====== Data under study

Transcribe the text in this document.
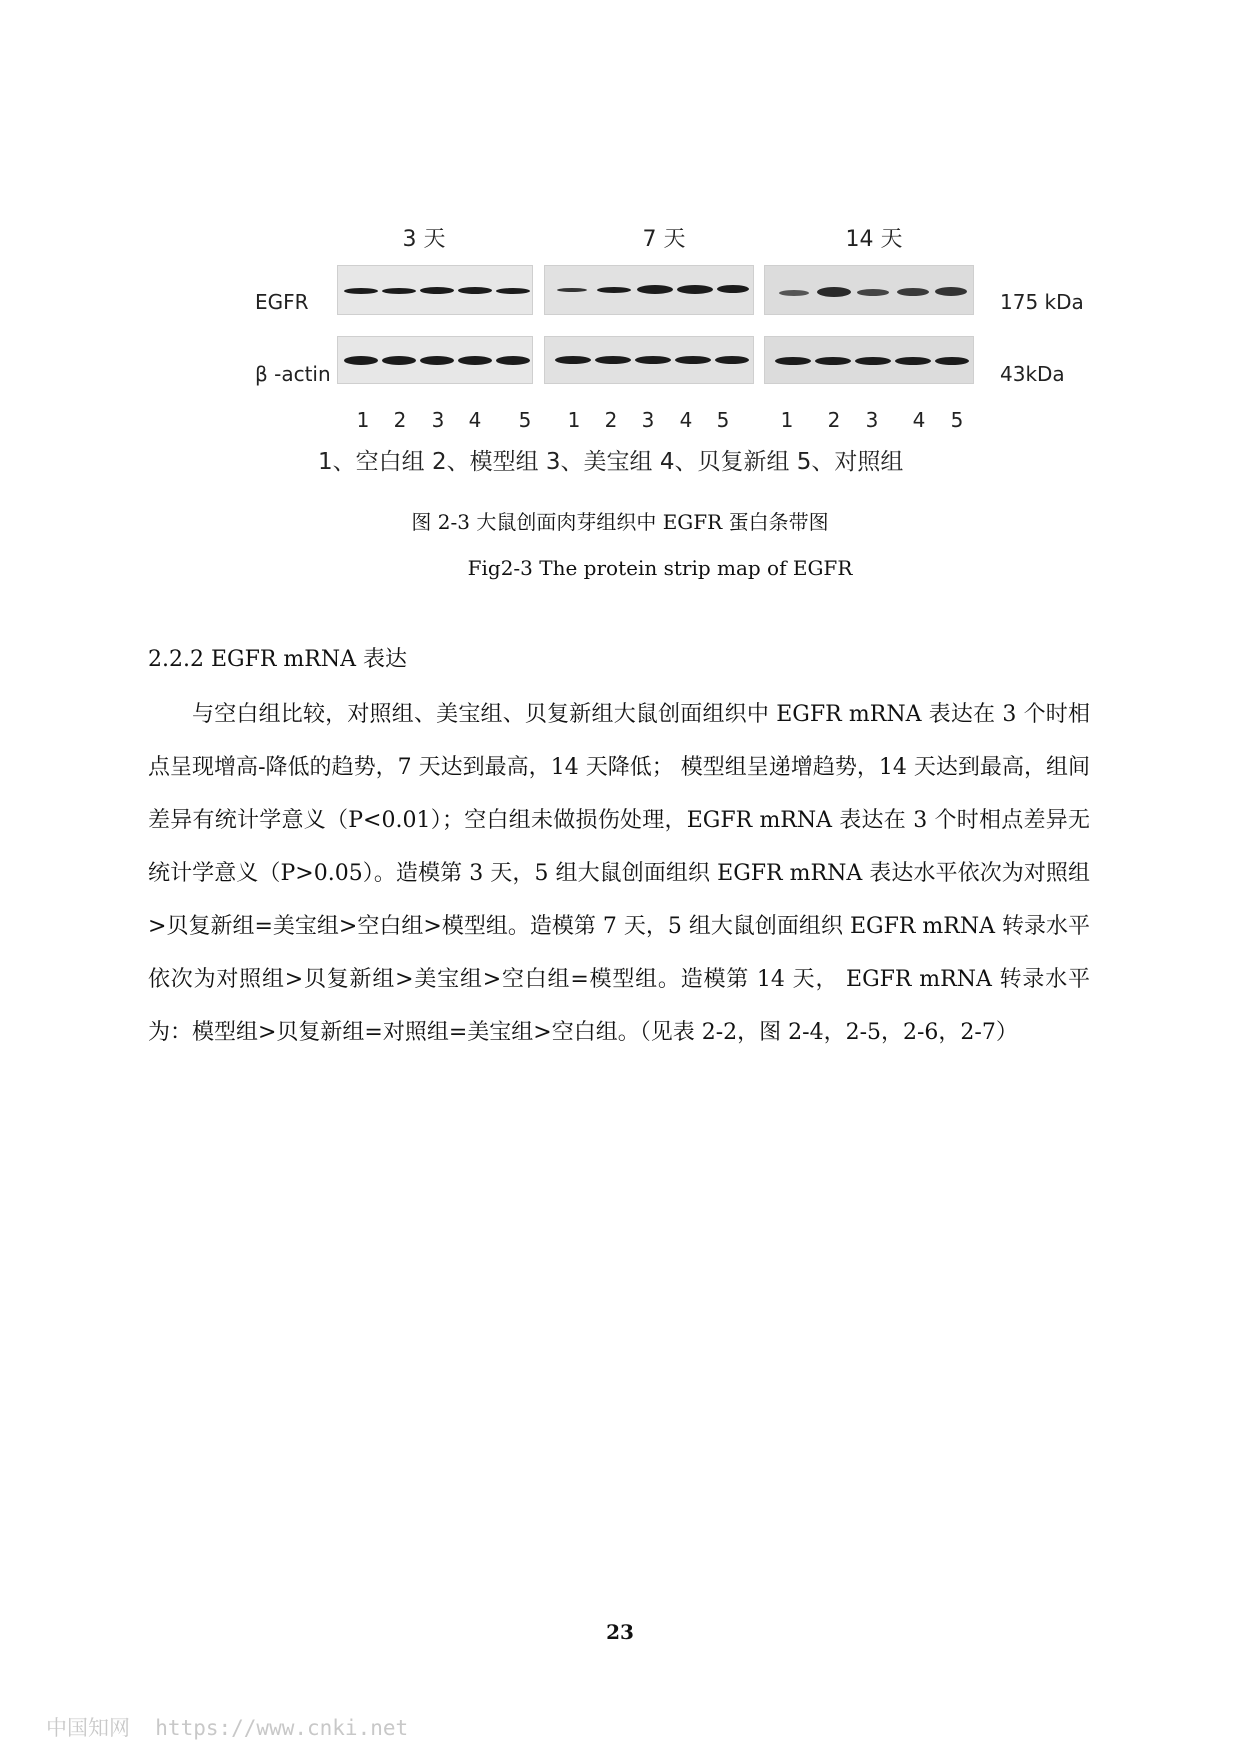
3 天	7 天	14 天
EGFR
β -actin
175 kDa
43kDa
1 2 3 4 5 1 2 3 4 5	1 2 3 4 5
1、空白组 2、模型组 3、美宝组 4、贝复新组 5、对照组
图 2-3 大鼠创面肉芽组织中 EGFR 蛋白条带图
Fig2-3 The protein strip map of EGFR
2.2.2 EGFR mRNA 表达

与空白组比较，对照组、美宝组、贝复新组大鼠创面组织中 EGFR mRNA 表达在 3 个时相点呈现增高-降低的趋势，7 天达到最高，14 天降低； 模型组呈递增趋势，14 天达到最高，组间差异有统计学意义（P<0.01）；空白组未做损伤处理，EGFR mRNA 表达在 3 个时相点差异无统计学意义（P>0.05）。造模第 3 天，5 组大鼠创面组织 EGFR mRNA 表达水平依次为对照组>贝复新组=美宝组>空白组>模型组。造模第 7 天，5 组大鼠创面组织 EGFR mRNA 转录水平依次为对照组>贝复新组>美宝组>空白组=模型组。造模第 14 天， EGFR mRNA 转录水平为：模型组>贝复新组=对照组=美宝组>空白组。（见表 2-2，图 2-4，2-5，2-6，2-7）

23
中国知网  https://www.cnki.net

============

> Assigned task:
Transcribe the entries word for word, without their pictures.

> Response to the task:
Transcribe the text in this document.
3 天	7 天	14 天
EGFR
β -actin
175 kDa
43kDa
1 2 3 4 5 1 2 3 4 5	1 2 3 4 5
1、空白组 2、模型组 3、美宝组 4、贝复新组 5、对照组
图 2-3 大鼠创面肉芽组织中 EGFR 蛋白条带图
Fig2-3 The protein strip map of EGFR
2.2.2 EGFR mRNA 表达

与空白组比较，对照组、美宝组、贝复新组大鼠创面组织中 EGFR mRNA 表达在 3 个时相点呈现增高-降低的趋势，7 天达到最高，14 天降低； 模型组呈递增趋势，14 天达到最高，组间差异有统计学意义（P<0.01）；空白组未做损伤处理，EGFR mRNA 表达在 3 个时相点差异无统计学意义（P>0.05）。造模第 3 天，5 组大鼠创面组织 EGFR mRNA 表达水平依次为对照组>贝复新组=美宝组>空白组>模型组。造模第 7 天，5 组大鼠创面组织 EGFR mRNA 转录水平依次为对照组>贝复新组>美宝组>空白组=模型组。造模第 14 天， EGFR mRNA 转录水平为：模型组>贝复新组=对照组=美宝组>空白组。（见表 2-2，图 2-4，2-5，2-6，2-7）

23
中国知网  https://www.cnki.net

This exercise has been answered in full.